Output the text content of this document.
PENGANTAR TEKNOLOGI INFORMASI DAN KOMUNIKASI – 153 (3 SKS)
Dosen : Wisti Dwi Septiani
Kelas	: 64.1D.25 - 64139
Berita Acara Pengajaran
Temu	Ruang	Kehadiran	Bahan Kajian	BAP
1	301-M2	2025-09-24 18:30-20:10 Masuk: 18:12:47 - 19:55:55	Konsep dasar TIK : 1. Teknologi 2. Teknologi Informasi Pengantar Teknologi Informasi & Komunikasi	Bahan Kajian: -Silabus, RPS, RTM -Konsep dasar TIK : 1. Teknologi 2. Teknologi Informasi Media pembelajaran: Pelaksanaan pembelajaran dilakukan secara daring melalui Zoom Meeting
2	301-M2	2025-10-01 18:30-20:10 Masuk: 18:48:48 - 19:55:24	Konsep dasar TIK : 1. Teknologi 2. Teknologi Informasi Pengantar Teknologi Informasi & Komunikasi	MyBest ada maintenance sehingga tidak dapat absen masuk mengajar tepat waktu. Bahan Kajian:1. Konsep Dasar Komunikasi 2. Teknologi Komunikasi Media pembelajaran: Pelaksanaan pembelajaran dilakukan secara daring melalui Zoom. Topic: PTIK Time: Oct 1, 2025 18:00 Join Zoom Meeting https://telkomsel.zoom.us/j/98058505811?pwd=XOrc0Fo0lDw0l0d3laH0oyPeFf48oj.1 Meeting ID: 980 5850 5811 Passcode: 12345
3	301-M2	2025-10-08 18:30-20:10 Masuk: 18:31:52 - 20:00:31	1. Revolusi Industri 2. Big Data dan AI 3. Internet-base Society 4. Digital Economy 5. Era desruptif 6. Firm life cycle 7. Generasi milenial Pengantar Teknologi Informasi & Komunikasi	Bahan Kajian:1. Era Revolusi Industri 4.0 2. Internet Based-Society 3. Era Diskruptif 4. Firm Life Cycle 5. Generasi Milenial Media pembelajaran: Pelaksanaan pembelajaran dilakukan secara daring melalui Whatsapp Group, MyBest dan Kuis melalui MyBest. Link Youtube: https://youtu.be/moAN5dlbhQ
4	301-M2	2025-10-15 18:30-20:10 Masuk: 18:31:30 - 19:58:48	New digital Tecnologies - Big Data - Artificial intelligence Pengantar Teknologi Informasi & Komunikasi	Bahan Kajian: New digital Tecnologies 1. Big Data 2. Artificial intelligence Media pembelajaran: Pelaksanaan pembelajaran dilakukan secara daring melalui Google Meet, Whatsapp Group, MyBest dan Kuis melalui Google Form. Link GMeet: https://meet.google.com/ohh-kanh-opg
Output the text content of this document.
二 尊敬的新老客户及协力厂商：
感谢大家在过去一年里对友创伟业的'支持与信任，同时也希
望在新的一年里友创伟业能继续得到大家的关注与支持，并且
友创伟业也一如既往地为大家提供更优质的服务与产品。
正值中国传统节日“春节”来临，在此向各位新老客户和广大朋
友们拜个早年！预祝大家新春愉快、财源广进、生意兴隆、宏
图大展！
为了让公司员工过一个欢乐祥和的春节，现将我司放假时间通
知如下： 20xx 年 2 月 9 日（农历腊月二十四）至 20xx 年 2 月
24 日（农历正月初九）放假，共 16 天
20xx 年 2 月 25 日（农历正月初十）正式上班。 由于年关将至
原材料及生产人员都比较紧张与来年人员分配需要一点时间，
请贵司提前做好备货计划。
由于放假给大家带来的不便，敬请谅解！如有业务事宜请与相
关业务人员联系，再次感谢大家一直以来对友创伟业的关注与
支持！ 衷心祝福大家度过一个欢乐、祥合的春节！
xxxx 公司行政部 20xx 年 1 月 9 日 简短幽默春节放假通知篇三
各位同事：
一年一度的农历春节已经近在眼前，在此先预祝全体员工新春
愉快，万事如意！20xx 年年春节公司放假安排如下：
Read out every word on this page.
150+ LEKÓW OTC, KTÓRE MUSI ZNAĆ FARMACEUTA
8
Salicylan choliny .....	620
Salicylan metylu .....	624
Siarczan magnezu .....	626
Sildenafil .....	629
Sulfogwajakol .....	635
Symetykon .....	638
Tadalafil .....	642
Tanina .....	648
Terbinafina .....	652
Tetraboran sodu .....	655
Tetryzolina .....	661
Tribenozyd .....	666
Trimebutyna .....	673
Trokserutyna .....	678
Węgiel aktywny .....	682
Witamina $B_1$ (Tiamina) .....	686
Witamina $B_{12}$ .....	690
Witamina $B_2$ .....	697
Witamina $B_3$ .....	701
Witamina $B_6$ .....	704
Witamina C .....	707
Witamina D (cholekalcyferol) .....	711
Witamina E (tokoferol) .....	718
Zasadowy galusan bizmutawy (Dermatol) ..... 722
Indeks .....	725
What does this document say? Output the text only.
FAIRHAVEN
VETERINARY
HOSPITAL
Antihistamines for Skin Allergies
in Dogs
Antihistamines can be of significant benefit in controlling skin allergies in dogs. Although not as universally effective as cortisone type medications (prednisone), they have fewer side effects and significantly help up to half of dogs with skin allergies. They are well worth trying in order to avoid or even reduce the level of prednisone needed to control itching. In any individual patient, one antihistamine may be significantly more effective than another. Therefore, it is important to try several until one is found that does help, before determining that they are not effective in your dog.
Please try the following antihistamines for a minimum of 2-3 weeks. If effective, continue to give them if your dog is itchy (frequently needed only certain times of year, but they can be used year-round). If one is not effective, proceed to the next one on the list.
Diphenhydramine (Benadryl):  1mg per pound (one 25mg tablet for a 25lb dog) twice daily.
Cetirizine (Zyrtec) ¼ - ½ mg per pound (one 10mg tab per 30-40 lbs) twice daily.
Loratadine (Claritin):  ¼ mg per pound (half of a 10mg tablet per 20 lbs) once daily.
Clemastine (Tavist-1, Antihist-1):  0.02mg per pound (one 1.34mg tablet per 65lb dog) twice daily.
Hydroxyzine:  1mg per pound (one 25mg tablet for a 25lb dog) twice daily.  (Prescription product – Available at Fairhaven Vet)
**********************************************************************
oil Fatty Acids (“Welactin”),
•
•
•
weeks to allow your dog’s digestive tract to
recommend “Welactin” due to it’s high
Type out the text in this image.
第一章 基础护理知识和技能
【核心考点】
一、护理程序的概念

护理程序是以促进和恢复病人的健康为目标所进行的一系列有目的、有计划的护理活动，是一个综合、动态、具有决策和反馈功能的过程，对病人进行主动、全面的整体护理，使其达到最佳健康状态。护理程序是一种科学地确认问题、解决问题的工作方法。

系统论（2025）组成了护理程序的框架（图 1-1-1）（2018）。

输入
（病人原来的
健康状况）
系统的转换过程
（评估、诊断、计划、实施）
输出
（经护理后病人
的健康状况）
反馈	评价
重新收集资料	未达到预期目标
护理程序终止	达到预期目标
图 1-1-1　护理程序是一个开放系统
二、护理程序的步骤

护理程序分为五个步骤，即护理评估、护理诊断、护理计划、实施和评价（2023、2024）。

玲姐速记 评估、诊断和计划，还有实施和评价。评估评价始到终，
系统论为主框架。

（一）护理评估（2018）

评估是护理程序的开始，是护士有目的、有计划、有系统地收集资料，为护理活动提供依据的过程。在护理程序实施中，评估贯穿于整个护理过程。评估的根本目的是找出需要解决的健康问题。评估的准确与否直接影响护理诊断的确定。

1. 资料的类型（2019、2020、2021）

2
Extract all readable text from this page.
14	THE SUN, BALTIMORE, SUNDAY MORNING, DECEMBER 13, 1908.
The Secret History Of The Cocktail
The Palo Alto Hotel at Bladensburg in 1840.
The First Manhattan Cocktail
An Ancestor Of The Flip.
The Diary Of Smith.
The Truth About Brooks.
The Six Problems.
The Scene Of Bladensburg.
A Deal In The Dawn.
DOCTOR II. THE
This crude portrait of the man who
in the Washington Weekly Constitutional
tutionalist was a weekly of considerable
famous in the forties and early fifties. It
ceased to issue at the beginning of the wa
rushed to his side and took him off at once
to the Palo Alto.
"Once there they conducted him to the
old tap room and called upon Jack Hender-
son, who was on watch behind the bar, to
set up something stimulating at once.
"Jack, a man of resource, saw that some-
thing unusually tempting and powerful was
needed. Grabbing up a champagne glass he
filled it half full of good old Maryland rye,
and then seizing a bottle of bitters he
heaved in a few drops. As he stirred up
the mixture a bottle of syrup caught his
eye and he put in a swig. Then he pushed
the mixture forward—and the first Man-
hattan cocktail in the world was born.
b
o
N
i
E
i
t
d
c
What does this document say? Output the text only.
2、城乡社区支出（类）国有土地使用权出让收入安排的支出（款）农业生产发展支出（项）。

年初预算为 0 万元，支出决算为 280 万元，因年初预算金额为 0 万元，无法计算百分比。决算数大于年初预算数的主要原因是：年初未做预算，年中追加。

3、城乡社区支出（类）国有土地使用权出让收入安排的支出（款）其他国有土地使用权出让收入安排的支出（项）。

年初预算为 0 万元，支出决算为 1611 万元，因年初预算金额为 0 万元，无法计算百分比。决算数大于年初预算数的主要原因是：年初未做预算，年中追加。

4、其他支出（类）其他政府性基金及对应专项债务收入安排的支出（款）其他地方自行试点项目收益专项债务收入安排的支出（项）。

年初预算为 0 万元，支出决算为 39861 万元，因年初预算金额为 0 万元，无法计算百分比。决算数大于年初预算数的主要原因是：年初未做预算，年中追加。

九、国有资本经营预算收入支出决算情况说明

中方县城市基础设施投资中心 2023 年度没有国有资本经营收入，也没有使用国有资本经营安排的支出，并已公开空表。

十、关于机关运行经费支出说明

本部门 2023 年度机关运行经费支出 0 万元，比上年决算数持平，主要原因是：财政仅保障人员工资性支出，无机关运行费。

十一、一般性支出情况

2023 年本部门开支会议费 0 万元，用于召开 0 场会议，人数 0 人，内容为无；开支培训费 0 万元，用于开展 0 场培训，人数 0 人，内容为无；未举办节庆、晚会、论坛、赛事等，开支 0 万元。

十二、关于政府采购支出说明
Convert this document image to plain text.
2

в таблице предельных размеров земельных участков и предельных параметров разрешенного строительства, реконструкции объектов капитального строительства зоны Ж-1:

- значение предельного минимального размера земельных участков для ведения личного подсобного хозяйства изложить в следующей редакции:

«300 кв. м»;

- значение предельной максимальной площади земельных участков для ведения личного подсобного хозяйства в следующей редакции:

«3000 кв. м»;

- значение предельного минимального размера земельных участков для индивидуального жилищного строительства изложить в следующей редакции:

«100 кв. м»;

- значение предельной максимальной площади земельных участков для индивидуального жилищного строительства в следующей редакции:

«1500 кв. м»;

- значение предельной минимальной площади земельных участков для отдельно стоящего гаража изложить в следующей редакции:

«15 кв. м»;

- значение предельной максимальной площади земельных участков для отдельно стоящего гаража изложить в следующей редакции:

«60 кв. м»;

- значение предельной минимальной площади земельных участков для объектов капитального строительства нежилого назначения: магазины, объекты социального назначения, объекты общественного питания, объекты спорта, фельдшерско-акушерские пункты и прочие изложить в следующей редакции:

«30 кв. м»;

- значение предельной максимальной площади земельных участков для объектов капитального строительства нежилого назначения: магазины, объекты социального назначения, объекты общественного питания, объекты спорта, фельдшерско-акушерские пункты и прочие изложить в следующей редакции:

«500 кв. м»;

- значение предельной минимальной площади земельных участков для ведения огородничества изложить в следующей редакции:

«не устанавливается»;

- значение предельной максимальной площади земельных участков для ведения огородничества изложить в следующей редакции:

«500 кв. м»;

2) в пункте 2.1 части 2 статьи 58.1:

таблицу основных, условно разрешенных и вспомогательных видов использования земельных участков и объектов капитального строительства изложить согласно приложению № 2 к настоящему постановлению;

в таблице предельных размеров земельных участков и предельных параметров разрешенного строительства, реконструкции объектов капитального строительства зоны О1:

### THE TASK
Each line containing the word "жилищного" counts once; say how many such lines there are, giving only the number.

### ANSWER IN FULL
2